— Start of Dataset records —

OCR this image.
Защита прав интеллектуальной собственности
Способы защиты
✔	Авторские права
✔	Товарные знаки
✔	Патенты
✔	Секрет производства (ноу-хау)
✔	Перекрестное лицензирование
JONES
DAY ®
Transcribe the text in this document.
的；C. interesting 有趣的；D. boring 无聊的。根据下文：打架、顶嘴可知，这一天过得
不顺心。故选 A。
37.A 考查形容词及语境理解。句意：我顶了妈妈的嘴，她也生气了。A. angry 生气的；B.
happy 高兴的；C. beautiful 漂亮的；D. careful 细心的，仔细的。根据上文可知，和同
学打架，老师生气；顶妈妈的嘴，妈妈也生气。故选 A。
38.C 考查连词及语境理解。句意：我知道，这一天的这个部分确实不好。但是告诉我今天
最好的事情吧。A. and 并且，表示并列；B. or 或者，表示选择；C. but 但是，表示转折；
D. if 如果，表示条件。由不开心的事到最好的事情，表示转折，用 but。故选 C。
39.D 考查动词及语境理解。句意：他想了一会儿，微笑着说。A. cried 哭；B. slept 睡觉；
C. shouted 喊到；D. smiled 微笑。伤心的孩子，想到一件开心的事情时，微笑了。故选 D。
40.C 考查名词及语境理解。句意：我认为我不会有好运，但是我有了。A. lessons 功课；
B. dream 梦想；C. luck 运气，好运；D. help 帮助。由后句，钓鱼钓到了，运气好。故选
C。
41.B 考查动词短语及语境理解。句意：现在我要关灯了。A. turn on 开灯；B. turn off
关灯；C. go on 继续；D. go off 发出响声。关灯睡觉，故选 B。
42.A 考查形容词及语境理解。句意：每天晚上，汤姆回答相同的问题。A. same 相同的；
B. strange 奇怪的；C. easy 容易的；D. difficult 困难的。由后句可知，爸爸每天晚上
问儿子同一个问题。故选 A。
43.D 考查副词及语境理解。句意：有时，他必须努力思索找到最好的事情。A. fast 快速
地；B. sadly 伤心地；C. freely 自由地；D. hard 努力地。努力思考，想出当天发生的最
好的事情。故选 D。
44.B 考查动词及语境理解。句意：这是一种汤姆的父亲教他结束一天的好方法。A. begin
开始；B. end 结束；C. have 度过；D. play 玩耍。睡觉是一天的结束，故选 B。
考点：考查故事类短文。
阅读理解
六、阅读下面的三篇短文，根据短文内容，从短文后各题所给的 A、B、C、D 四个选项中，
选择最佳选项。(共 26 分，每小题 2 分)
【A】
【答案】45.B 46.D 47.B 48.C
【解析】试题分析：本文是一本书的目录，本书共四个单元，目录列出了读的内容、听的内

— End of Dataset records —

What you have to do -> Give all the entries again exactly; leave none out.

Correct response ->
OCR this image.
Защита прав интеллектуальной собственности
Способы защиты
✔	Авторские права
✔	Товарные знаки
✔	Патенты
✔	Секрет производства (ноу-хау)
✔	Перекрестное лицензирование
JONES
DAY ®
Transcribe the text in this document.
的；C. interesting 有趣的；D. boring 无聊的。根据下文：打架、顶嘴可知，这一天过得
不顺心。故选 A。
37.A 考查形容词及语境理解。句意：我顶了妈妈的嘴，她也生气了。A. angry 生气的；B.
happy 高兴的；C. beautiful 漂亮的；D. careful 细心的，仔细的。根据上文可知，和同
学打架，老师生气；顶妈妈的嘴，妈妈也生气。故选 A。
38.C 考查连词及语境理解。句意：我知道，这一天的这个部分确实不好。但是告诉我今天
最好的事情吧。A. and 并且，表示并列；B. or 或者，表示选择；C. but 但是，表示转折；
D. if 如果，表示条件。由不开心的事到最好的事情，表示转折，用 but。故选 C。
39.D 考查动词及语境理解。句意：他想了一会儿，微笑着说。A. cried 哭；B. slept 睡觉；
C. shouted 喊到；D. smiled 微笑。伤心的孩子，想到一件开心的事情时，微笑了。故选 D。
40.C 考查名词及语境理解。句意：我认为我不会有好运，但是我有了。A. lessons 功课；
B. dream 梦想；C. luck 运气，好运；D. help 帮助。由后句，钓鱼钓到了，运气好。故选
C。
41.B 考查动词短语及语境理解。句意：现在我要关灯了。A. turn on 开灯；B. turn off
关灯；C. go on 继续；D. go off 发出响声。关灯睡觉，故选 B。
42.A 考查形容词及语境理解。句意：每天晚上，汤姆回答相同的问题。A. same 相同的；
B. strange 奇怪的；C. easy 容易的；D. difficult 困难的。由后句可知，爸爸每天晚上
问儿子同一个问题。故选 A。
43.D 考查副词及语境理解。句意：有时，他必须努力思索找到最好的事情。A. fast 快速
地；B. sadly 伤心地；C. freely 自由地；D. hard 努力地。努力思考，想出当天发生的最
好的事情。故选 D。
44.B 考查动词及语境理解。句意：这是一种汤姆的父亲教他结束一天的好方法。A. begin
开始；B. end 结束；C. have 度过；D. play 玩耍。睡觉是一天的结束，故选 B。
考点：考查故事类短文。
阅读理解
六、阅读下面的三篇短文，根据短文内容，从短文后各题所给的 A、B、C、D 四个选项中，
选择最佳选项。(共 26 分，每小题 2 分)
【A】
【答案】45.B 46.D 47.B 48.C
【解析】试题分析：本文是一本书的目录，本书共四个单元，目录列出了读的内容、听的内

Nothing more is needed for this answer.